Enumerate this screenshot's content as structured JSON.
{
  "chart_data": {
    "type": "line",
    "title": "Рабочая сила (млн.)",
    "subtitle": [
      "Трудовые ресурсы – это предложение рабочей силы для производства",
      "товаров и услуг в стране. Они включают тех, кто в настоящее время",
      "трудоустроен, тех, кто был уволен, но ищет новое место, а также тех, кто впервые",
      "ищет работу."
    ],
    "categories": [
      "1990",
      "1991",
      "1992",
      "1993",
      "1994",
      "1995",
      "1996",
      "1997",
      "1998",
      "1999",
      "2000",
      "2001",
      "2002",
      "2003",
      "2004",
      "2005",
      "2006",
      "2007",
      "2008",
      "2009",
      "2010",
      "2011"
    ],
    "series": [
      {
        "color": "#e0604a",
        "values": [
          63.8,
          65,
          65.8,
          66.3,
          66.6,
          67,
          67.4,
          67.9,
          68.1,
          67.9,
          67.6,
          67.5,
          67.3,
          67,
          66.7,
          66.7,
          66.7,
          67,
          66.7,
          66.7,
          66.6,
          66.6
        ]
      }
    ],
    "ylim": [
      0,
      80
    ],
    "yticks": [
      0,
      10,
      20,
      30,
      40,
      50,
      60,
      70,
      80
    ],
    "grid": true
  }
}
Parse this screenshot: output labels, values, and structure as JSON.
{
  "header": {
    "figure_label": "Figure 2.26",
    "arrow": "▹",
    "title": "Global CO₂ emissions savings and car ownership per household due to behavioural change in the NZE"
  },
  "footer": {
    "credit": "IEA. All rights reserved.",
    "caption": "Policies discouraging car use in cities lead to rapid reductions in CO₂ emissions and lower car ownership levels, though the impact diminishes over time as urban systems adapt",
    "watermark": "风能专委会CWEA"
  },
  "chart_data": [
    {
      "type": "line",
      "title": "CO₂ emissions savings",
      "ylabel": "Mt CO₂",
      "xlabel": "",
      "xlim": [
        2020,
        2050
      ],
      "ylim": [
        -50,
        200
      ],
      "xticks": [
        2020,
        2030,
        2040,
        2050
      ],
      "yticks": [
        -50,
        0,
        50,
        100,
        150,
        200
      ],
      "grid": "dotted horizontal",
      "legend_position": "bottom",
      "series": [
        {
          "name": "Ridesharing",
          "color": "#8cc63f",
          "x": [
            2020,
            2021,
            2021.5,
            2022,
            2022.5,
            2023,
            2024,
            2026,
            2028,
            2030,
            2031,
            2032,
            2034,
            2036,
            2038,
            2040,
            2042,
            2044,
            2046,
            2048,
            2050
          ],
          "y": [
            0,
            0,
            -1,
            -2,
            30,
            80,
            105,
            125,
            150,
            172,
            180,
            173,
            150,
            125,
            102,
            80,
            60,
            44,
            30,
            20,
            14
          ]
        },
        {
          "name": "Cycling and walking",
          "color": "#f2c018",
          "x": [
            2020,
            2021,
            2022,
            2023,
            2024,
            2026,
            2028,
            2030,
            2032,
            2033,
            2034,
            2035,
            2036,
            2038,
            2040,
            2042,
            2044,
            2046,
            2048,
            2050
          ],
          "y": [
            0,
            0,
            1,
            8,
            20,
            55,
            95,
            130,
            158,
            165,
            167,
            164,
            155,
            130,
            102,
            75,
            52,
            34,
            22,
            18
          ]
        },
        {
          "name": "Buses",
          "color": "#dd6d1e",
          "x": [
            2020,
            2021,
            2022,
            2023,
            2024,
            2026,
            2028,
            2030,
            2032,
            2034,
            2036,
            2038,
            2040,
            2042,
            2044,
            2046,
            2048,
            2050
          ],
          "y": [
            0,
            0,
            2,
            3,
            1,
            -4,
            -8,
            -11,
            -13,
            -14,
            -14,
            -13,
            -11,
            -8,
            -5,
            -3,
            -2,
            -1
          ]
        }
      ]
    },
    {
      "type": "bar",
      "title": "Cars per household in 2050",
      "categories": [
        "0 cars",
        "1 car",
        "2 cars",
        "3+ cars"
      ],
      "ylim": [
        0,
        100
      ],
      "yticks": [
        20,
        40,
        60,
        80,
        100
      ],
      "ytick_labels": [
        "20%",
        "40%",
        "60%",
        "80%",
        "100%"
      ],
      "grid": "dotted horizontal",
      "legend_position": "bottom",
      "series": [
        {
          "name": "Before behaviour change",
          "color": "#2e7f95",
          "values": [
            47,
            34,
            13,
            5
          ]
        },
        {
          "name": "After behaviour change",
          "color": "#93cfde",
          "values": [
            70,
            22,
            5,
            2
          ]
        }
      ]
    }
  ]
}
# # # #
Written task: Pull out all lines containing the word "household" from the entries above.

Written response:
    "title": "Global CO₂ emissions savings and car ownership per household due to behavioural change in the NZE"
      "title": "Cars per household in 2050",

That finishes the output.